◆ Exercise task:
Reproduce all records exactly.

◆ Provided records:
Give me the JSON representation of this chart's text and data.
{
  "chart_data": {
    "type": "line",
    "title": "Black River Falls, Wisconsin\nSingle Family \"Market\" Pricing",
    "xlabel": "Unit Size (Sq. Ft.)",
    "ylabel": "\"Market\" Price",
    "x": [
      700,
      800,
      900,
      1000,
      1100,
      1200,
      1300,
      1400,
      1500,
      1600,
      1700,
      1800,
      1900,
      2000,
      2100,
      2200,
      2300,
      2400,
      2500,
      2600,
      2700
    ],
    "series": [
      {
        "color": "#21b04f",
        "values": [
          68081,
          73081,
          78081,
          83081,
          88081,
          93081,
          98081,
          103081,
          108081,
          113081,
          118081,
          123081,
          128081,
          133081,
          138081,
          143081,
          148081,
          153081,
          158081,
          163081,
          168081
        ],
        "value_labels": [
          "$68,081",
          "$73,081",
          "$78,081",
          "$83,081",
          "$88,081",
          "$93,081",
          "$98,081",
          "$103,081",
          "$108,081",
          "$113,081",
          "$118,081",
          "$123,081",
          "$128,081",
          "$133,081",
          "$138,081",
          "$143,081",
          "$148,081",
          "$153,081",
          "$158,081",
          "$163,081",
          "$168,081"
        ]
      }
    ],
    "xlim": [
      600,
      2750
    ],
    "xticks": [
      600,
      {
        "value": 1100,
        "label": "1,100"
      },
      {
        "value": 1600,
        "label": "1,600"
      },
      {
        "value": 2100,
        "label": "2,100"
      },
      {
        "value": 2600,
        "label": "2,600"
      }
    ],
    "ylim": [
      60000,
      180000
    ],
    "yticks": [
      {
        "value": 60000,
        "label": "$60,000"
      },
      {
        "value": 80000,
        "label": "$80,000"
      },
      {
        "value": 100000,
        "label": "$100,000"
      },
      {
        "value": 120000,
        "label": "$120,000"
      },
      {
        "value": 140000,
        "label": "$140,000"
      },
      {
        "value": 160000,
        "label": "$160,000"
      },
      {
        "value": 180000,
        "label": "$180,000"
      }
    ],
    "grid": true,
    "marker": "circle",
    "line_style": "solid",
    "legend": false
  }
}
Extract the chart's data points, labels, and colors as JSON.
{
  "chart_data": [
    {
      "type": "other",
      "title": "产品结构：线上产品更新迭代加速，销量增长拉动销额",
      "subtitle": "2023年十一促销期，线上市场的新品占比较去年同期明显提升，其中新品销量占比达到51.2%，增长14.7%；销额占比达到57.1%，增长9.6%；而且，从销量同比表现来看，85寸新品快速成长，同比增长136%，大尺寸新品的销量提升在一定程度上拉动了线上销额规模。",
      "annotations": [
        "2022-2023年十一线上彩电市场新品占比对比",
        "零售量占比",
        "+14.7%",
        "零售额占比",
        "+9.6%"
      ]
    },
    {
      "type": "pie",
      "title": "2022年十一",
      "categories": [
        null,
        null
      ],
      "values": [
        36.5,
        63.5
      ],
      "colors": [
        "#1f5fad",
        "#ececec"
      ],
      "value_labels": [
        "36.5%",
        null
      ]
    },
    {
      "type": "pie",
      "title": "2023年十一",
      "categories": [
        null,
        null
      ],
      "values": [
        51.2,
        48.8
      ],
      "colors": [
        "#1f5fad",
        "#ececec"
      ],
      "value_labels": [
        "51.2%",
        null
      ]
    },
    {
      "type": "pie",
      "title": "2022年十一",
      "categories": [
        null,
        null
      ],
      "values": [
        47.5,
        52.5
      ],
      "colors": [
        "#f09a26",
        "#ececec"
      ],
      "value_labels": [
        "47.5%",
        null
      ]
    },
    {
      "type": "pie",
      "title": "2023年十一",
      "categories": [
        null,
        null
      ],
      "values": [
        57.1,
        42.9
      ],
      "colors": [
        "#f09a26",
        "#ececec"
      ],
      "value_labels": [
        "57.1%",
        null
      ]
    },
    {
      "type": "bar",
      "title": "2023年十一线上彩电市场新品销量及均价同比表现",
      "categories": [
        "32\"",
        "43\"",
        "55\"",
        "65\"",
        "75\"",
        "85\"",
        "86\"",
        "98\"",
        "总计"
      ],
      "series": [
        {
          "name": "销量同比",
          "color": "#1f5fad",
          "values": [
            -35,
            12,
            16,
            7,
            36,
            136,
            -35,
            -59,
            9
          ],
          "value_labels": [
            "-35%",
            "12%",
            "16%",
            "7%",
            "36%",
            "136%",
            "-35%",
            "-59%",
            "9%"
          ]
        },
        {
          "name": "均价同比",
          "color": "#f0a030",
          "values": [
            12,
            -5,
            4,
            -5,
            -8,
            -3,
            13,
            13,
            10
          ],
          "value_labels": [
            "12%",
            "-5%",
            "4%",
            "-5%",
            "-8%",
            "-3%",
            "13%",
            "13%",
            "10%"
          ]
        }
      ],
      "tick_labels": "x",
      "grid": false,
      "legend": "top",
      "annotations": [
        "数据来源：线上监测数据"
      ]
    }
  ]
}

◆ Complete answer:
Give me the JSON representation of this chart's text and data.
{
  "chart_data": {
    "type": "line",
    "title": "Black River Falls, Wisconsin\nSingle Family \"Market\" Pricing",
    "xlabel": "Unit Size (Sq. Ft.)",
    "ylabel": "\"Market\" Price",
    "x": [
      700,
      800,
      900,
      1000,
      1100,
      1200,
      1300,
      1400,
      1500,
      1600,
      1700,
      1800,
      1900,
      2000,
      2100,
      2200,
      2300,
      2400,
      2500,
      2600,
      2700
    ],
    "series": [
      {
        "color": "#21b04f",
        "values": [
          68081,
          73081,
          78081,
          83081,
          88081,
          93081,
          98081,
          103081,
          108081,
          113081,
          118081,
          123081,
          128081,
          133081,
          138081,
          143081,
          148081,
          153081,
          158081,
          163081,
          168081
        ],
        "value_labels": [
          "$68,081",
          "$73,081",
          "$78,081",
          "$83,081",
          "$88,081",
          "$93,081",
          "$98,081",
          "$103,081",
          "$108,081",
          "$113,081",
          "$118,081",
          "$123,081",
          "$128,081",
          "$133,081",
          "$138,081",
          "$143,081",
          "$148,081",
          "$153,081",
          "$158,081",
          "$163,081",
          "$168,081"
        ]
      }
    ],
    "xlim": [
      600,
      2750
    ],
    "xticks": [
      600,
      {
        "value": 1100,
        "label": "1,100"
      },
      {
        "value": 1600,
        "label": "1,600"
      },
      {
        "value": 2100,
        "label": "2,100"
      },
      {
        "value": 2600,
        "label": "2,600"
      }
    ],
    "ylim": [
      60000,
      180000
    ],
    "yticks": [
      {
        "value": 60000,
        "label": "$60,000"
      },
      {
        "value": 80000,
        "label": "$80,000"
      },
      {
        "value": 100000,
        "label": "$100,000"
      },
      {
        "value": 120000,
        "label": "$120,000"
      },
      {
        "value": 140000,
        "label": "$140,000"
      },
      {
        "value": 160000,
        "label": "$160,000"
      },
      {
        "value": 180000,
        "label": "$180,000"
      }
    ],
    "grid": true,
    "marker": "circle",
    "line_style": "solid",
    "legend": false
  }
}
Extract the chart's data points, labels, and colors as JSON.
{
  "chart_data": [
    {
      "type": "other",
      "title": "产品结构：线上产品更新迭代加速，销量增长拉动销额",
      "subtitle": "2023年十一促销期，线上市场的新品占比较去年同期明显提升，其中新品销量占比达到51.2%，增长14.7%；销额占比达到57.1%，增长9.6%；而且，从销量同比表现来看，85寸新品快速成长，同比增长136%，大尺寸新品的销量提升在一定程度上拉动了线上销额规模。",
      "annotations": [
        "2022-2023年十一线上彩电市场新品占比对比",
        "零售量占比",
        "+14.7%",
        "零售额占比",
        "+9.6%"
      ]
    },
    {
      "type": "pie",
      "title": "2022年十一",
      "categories": [
        null,
        null
      ],
      "values": [
        36.5,
        63.5
      ],
      "colors": [
        "#1f5fad",
        "#ececec"
      ],
      "value_labels": [
        "36.5%",
        null
      ]
    },
    {
      "type": "pie",
      "title": "2023年十一",
      "categories": [
        null,
        null
      ],
      "values": [
        51.2,
        48.8
      ],
      "colors": [
        "#1f5fad",
        "#ececec"
      ],
      "value_labels": [
        "51.2%",
        null
      ]
    },
    {
      "type": "pie",
      "title": "2022年十一",
      "categories": [
        null,
        null
      ],
      "values": [
        47.5,
        52.5
      ],
      "colors": [
        "#f09a26",
        "#ececec"
      ],
      "value_labels": [
        "47.5%",
        null
      ]
    },
    {
      "type": "pie",
      "title": "2023年十一",
      "categories": [
        null,
        null
      ],
      "values": [
        57.1,
        42.9
      ],
      "colors": [
        "#f09a26",
        "#ececec"
      ],
      "value_labels": [
        "57.1%",
        null
      ]
    },
    {
      "type": "bar",
      "title": "2023年十一线上彩电市场新品销量及均价同比表现",
      "categories": [
        "32\"",
        "43\"",
        "55\"",
        "65\"",
        "75\"",
        "85\"",
        "86\"",
        "98\"",
        "总计"
      ],
      "series": [
        {
          "name": "销量同比",
          "color": "#1f5fad",
          "values": [
            -35,
            12,
            16,
            7,
            36,
            136,
            -35,
            -59,
            9
          ],
          "value_labels": [
            "-35%",
            "12%",
            "16%",
            "7%",
            "36%",
            "136%",
            "-35%",
            "-59%",
            "9%"
          ]
        },
        {
          "name": "均价同比",
          "color": "#f0a030",
          "values": [
            12,
            -5,
            4,
            -5,
            -8,
            -3,
            13,
            13,
            10
          ],
          "value_labels": [
            "12%",
            "-5%",
            "4%",
            "-5%",
            "-8%",
            "-3%",
            "13%",
            "13%",
            "10%"
          ]
        }
      ],
      "tick_labels": "x",
      "grid": false,
      "legend": "top",
      "annotations": [
        "数据来源：线上监测数据"
      ]
    }
  ]
}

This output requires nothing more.